What is required
Find the hvplot line plot call in the notebook excerpt on DSWx-HLS granules below, then list each keyword argument it passes along with its value.
==== Extract provided
Let's extract these particular fields into a Pandas DataFrame for convenience.

In [None]:
times = pd.DatetimeIndex([result['properties']['datetime'] for result in results])
hrefs = {'hrefs': [result['assets']['0_B01_WTR']['href'] for result in results]}

In [None]:
# Construct Pandas DataFrame to summarize granules from search results
granules = pd.DataFrame(index=times, data=hrefs)
granules.index.name = 'times'

In [None]:
granules

In [None]:
len(granules.index.unique()) / len(granules) # Notice the timestamps are not all unique, i.e., some are repeated

In [None]:
len(granules.hrefs.unique()) / len(granules) # Make sure all the hrefs are unique

Let's get a sense of how many granules are available for each day of the month. Note, we don't know how many of these tiles contain cloud cover obscuring features of interest yet.

The next few lines do some manipulations in Pandas of the DataFrame `granules` to yield a line plot showing what dates are associated with the most granules.

In [None]:
granules_by_day = granules.resample('1d')  # Grouping by day, i.e., "resampling"

In [None]:
granule_counts = granules_by_day.count() # Aggregating counts

In [None]:
# Ignore the days with no associated granules
granule_counts = granule_counts[granule_counts.hrefs > 0]

In [None]:
# Relabel the index & column of the DataFrame
granule_counts.index.name = 'Day of Month'
granule_counts.rename({'hrefs':'Granule count'}, inplace=True, axis=1)

In [None]:
count_title = '# of DSWx-HLS granules available / day'
granule_counts.hvplot.line(title=count_title, grid=True, frame_height=300, frame_width=600)

The floods primarily occurred between March 11th and 13th. Unfortunately, there are few granules associated with those particular days. We can, in principal, use the URIs stored in this DataFrame to set up analysis of the data associated with this event; we'll do so in other examples with better data available.

---

In subsequent notebooks, we'll use this general workflow:

1. Set up a search query by identifying a particular AOI and range of dates.
2. Identify a suitable asset catalog and execute the search using `pystac.Client`.
3. Convert the search results into a Pandas DataFrame containing the principal fields of interest.
4. Use the resulting DataFrame to access relevant remote data for analysis and/or visualization.

In [None]:
granules_by_day # Recall our earlier resampling by day

In [None]:
# Aggregate all granules by day into a list for each day
granules_by_day = granules_by_day['hrefs'].apply(list)

In [None]:
granules_by_day.head(5).map(len) # Should match granule_counts from earlier

In [None]:
# Note: these dates do not agree with the text in the Markdown block above; fix?
dates_of_interest = ['2024-03-01', '2024-03-17', '2024-03-28']

In [None]:
# The Pandas Series granules_by_day returns a list of URIs for each date; these can be merged into images. 
granules_by_day.loc[dates_of_interest[-1]]

In [None]:
# Assemble DataArray from merged data from those three days.
# This could take some time to download TIF files (within the function rasterio.merge.merge)
========
==== Material supplied
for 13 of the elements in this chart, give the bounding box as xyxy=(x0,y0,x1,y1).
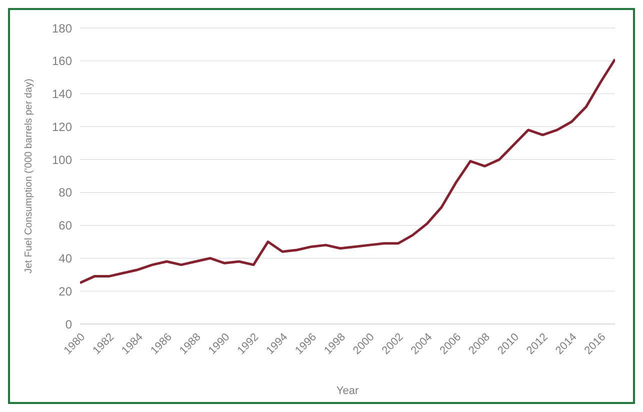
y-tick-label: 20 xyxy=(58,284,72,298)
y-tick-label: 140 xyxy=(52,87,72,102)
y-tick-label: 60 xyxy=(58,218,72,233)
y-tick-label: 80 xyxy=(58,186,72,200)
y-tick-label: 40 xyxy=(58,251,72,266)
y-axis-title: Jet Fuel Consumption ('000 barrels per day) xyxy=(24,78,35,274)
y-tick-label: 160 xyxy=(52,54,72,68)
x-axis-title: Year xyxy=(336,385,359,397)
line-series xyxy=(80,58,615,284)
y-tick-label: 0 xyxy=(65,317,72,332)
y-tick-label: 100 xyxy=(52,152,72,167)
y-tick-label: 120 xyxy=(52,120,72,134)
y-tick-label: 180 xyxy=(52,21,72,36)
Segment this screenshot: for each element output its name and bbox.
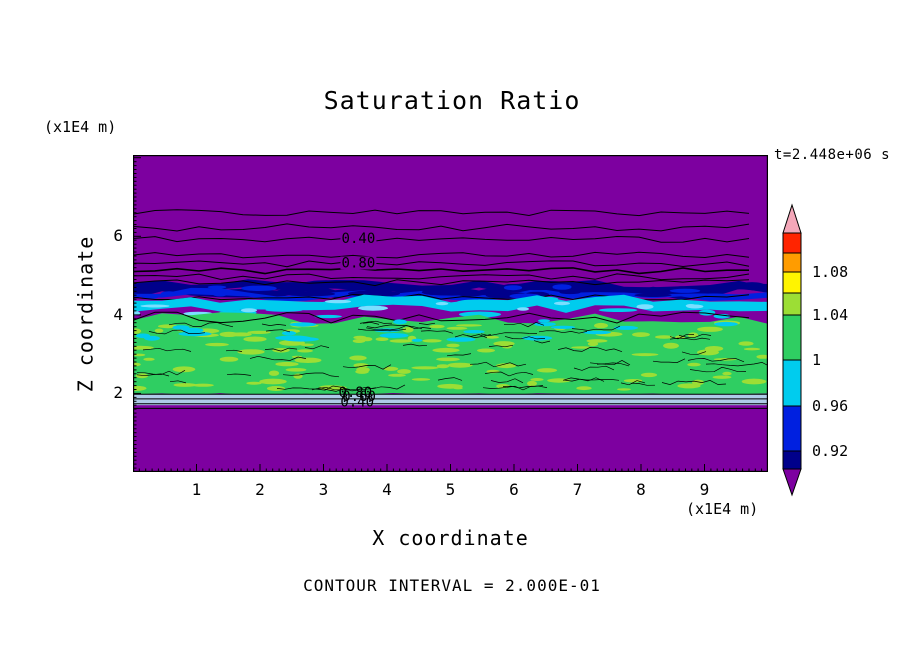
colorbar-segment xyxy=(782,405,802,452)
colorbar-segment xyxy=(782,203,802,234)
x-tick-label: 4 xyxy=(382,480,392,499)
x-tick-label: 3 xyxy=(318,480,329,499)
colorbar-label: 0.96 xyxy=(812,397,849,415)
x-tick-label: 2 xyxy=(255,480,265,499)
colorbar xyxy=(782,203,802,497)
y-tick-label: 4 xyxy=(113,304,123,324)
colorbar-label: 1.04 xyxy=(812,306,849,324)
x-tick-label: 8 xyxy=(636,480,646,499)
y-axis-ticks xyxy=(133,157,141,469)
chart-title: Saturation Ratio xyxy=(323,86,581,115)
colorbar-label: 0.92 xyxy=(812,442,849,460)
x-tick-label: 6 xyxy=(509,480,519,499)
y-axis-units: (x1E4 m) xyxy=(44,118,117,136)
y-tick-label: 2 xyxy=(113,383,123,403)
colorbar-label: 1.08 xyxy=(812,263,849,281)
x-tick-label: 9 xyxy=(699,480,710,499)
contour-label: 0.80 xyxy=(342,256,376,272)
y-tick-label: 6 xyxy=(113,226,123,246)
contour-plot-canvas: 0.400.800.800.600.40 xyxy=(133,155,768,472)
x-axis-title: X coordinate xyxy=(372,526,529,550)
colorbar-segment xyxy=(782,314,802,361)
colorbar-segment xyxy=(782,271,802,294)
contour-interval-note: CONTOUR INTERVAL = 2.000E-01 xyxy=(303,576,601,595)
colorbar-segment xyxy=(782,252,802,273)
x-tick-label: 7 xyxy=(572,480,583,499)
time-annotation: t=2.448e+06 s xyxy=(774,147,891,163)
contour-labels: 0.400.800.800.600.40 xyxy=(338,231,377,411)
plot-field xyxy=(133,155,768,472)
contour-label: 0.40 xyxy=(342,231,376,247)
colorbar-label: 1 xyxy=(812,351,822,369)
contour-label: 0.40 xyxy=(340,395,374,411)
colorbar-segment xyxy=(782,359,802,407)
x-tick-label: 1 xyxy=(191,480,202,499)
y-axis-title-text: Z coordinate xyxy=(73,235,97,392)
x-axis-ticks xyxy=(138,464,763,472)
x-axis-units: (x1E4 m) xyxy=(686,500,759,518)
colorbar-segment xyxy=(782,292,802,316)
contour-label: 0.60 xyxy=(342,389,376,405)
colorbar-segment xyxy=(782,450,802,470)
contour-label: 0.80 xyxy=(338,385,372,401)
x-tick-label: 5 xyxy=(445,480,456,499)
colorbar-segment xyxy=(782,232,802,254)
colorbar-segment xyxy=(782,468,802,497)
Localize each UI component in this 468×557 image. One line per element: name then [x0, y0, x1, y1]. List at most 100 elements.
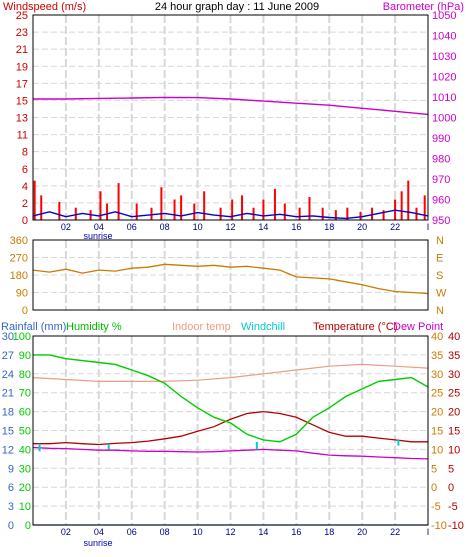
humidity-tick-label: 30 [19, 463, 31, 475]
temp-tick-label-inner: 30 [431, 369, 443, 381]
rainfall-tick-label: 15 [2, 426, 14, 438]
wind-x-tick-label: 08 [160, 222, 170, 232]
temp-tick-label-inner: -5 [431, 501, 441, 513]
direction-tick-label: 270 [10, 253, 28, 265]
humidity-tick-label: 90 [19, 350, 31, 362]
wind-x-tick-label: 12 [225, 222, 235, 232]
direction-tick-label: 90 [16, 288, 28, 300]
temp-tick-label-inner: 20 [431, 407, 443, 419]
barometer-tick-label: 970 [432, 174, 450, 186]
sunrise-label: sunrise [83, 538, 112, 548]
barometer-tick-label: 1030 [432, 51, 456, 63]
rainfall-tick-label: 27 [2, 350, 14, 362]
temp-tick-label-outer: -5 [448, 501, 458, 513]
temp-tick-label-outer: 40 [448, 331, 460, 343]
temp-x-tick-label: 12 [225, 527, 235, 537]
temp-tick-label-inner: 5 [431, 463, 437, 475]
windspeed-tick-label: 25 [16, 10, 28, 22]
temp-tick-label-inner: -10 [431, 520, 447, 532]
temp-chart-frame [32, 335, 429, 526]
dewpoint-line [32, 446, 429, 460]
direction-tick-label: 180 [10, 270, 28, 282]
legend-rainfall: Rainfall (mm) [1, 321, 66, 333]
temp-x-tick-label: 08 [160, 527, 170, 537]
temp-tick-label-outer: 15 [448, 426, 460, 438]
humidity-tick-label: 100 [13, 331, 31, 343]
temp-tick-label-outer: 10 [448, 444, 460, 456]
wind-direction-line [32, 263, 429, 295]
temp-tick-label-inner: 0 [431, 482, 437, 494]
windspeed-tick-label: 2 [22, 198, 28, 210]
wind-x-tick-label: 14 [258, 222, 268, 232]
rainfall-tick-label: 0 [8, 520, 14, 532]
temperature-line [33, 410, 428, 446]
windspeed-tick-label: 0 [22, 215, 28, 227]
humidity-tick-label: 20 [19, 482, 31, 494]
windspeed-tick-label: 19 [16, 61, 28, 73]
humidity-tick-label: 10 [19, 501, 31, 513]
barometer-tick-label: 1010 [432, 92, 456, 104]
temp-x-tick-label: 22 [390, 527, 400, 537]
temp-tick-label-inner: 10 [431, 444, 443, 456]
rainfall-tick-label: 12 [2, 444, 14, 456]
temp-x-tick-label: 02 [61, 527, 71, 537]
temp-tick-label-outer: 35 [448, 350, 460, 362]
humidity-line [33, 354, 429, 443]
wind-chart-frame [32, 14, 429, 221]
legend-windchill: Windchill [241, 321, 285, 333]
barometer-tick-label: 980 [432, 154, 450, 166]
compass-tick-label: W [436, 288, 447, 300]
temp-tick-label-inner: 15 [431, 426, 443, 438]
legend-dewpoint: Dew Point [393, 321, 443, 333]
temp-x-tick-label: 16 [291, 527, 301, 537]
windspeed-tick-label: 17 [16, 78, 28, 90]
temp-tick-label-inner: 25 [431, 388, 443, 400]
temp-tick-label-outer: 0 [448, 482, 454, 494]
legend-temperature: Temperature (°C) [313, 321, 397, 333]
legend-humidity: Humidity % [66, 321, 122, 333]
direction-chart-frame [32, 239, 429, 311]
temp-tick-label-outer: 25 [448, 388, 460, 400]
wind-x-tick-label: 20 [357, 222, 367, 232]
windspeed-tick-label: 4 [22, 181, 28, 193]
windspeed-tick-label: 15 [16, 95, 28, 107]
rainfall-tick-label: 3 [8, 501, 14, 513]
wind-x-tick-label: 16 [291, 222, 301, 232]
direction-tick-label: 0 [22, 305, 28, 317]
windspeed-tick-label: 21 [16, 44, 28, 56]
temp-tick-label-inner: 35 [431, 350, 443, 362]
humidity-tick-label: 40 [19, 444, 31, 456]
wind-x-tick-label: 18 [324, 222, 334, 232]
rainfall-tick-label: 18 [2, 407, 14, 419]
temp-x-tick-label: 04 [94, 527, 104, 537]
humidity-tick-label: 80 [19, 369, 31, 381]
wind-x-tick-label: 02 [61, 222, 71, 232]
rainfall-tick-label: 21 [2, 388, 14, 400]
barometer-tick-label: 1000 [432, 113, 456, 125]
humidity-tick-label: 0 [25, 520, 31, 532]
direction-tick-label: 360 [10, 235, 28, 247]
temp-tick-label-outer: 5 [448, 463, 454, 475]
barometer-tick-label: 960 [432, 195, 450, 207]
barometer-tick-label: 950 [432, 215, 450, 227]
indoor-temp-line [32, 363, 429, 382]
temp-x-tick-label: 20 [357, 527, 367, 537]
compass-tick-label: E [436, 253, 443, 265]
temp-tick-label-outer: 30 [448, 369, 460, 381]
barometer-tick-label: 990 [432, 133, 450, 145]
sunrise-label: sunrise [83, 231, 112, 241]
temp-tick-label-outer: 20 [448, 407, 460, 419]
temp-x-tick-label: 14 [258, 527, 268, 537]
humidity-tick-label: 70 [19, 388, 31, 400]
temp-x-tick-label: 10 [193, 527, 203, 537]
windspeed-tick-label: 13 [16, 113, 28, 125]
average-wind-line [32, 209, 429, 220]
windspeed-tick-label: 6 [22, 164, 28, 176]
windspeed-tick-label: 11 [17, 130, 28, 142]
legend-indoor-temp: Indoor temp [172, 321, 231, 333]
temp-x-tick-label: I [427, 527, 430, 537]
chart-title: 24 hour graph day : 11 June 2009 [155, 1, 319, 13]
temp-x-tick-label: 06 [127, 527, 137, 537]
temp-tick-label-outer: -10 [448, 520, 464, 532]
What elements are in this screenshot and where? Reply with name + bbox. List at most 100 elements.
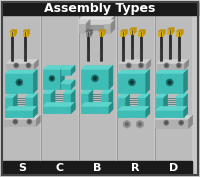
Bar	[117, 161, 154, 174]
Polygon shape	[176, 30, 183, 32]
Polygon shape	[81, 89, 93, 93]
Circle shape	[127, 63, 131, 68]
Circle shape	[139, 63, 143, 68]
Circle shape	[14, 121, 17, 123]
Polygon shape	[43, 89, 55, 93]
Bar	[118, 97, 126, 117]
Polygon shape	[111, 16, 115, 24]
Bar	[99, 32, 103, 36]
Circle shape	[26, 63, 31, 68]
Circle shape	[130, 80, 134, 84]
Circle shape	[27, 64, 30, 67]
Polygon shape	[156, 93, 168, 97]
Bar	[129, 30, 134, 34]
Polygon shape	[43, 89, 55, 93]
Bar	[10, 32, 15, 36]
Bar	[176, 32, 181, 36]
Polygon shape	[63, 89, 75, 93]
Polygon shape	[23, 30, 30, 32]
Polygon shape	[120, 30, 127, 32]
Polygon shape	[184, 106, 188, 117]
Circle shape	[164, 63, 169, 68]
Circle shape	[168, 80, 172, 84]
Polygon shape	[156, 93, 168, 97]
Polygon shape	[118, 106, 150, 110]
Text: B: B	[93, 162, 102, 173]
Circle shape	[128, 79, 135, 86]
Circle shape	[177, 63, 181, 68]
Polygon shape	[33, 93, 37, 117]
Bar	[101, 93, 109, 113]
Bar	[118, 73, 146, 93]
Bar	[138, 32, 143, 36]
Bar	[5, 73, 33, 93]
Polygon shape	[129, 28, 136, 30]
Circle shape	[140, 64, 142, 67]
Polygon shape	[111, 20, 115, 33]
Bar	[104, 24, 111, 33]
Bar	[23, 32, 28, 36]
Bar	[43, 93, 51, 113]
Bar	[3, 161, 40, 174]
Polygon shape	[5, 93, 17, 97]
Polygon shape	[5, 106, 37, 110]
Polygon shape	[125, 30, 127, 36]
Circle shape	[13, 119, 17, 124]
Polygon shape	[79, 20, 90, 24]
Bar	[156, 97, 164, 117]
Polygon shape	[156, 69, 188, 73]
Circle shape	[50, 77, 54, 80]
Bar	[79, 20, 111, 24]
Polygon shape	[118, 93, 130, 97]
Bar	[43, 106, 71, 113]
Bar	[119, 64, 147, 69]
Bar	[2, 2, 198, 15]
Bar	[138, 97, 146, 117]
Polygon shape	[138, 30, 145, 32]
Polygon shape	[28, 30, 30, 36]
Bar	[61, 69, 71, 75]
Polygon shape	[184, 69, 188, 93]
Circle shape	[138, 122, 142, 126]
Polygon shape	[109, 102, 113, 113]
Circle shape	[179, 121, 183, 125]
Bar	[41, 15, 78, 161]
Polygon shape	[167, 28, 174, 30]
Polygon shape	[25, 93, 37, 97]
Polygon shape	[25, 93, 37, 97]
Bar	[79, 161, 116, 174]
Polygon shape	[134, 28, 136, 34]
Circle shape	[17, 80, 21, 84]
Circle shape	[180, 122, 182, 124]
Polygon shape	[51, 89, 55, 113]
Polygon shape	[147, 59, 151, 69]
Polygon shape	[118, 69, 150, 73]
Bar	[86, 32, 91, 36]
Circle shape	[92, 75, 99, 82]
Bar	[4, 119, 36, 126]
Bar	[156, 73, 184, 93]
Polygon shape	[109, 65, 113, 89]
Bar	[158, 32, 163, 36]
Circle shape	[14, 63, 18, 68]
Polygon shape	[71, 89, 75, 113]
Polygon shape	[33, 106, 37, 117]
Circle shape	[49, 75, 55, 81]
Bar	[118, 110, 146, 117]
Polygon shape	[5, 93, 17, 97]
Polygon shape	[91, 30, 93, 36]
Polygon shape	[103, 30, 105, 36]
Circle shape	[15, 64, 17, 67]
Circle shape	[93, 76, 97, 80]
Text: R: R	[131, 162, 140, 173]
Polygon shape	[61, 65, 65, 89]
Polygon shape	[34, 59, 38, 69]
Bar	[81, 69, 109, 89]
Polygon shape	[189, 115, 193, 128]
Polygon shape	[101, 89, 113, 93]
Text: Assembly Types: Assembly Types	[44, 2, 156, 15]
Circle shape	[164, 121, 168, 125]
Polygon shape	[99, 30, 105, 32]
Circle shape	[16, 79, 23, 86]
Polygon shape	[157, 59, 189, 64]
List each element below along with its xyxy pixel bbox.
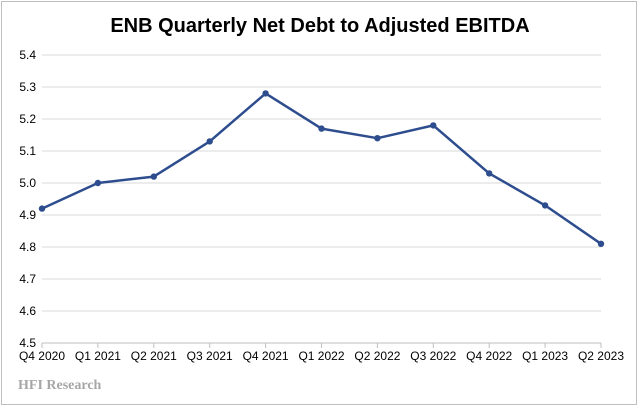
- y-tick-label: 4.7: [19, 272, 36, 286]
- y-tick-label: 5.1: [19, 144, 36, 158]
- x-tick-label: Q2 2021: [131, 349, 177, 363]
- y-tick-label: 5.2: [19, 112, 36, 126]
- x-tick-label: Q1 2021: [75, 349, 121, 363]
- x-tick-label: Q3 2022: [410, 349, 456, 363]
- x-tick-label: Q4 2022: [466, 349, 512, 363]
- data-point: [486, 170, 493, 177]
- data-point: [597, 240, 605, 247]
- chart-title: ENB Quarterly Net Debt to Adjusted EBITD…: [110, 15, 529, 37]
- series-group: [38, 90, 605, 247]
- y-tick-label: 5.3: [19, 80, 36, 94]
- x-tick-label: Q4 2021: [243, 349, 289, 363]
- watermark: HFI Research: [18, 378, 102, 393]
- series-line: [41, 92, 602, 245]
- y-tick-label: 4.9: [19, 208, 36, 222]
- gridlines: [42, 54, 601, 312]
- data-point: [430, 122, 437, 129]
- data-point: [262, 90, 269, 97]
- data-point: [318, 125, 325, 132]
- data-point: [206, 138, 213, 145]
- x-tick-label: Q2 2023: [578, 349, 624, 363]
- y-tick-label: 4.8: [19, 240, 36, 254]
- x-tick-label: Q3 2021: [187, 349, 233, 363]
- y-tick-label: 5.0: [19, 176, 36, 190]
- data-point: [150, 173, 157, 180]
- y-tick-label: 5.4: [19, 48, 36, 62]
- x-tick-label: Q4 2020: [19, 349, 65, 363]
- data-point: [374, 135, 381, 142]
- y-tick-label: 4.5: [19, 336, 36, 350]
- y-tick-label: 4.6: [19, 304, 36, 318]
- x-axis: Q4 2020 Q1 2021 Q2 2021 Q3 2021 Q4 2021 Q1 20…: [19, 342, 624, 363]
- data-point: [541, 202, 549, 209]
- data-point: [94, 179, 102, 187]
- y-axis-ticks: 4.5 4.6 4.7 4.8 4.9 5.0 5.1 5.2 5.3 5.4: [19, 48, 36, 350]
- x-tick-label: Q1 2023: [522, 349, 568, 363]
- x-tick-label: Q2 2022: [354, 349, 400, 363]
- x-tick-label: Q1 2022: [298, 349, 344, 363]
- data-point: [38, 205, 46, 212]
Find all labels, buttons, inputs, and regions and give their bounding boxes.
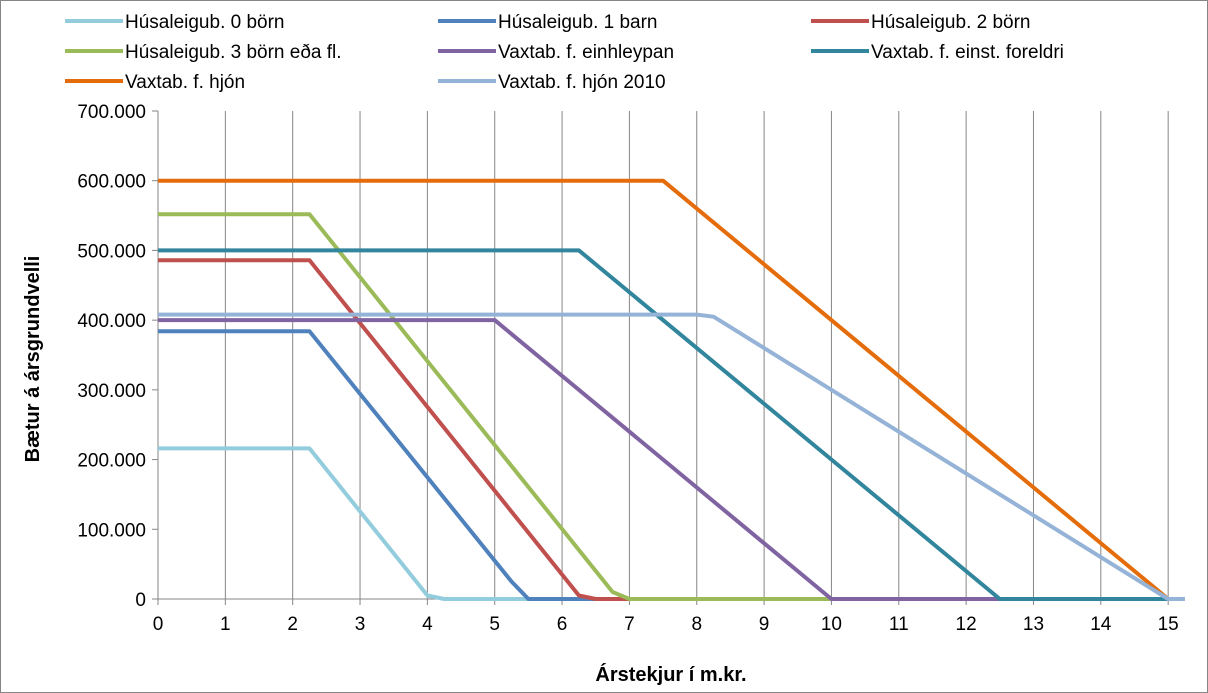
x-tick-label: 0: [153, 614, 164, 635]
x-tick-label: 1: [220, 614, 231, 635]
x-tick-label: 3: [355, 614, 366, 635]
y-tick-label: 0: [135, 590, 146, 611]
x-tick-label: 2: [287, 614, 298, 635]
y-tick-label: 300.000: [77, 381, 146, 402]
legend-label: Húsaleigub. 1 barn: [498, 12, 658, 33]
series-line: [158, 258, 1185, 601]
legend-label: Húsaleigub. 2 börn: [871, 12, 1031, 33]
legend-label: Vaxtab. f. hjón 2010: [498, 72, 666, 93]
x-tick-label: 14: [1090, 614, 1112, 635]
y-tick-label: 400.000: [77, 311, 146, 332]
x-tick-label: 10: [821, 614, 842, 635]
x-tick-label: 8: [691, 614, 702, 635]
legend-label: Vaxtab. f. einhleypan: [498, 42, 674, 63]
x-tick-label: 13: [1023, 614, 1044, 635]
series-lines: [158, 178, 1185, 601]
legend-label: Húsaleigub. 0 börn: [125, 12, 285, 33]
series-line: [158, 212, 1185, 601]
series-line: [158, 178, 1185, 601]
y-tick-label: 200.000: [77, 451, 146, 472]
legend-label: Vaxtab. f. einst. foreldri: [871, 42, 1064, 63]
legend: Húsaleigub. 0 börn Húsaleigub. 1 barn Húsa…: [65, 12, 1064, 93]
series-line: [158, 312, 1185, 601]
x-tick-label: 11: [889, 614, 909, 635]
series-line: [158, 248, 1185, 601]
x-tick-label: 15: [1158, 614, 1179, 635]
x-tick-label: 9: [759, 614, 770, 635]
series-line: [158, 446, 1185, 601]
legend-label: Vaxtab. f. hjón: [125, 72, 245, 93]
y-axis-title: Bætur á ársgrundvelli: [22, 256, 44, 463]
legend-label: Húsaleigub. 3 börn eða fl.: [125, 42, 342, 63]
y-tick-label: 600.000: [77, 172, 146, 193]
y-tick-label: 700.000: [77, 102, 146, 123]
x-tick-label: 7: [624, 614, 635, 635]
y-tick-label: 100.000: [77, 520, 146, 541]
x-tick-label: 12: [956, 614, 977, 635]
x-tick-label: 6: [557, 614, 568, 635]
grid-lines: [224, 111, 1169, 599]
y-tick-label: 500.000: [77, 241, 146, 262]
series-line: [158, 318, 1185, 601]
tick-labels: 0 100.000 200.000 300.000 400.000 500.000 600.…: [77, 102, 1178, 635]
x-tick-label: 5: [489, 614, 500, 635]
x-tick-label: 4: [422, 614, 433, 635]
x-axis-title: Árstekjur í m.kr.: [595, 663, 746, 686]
========
Result of this task
- title: count_title
- grid: True
- frame_height: 300
- frame_width: 600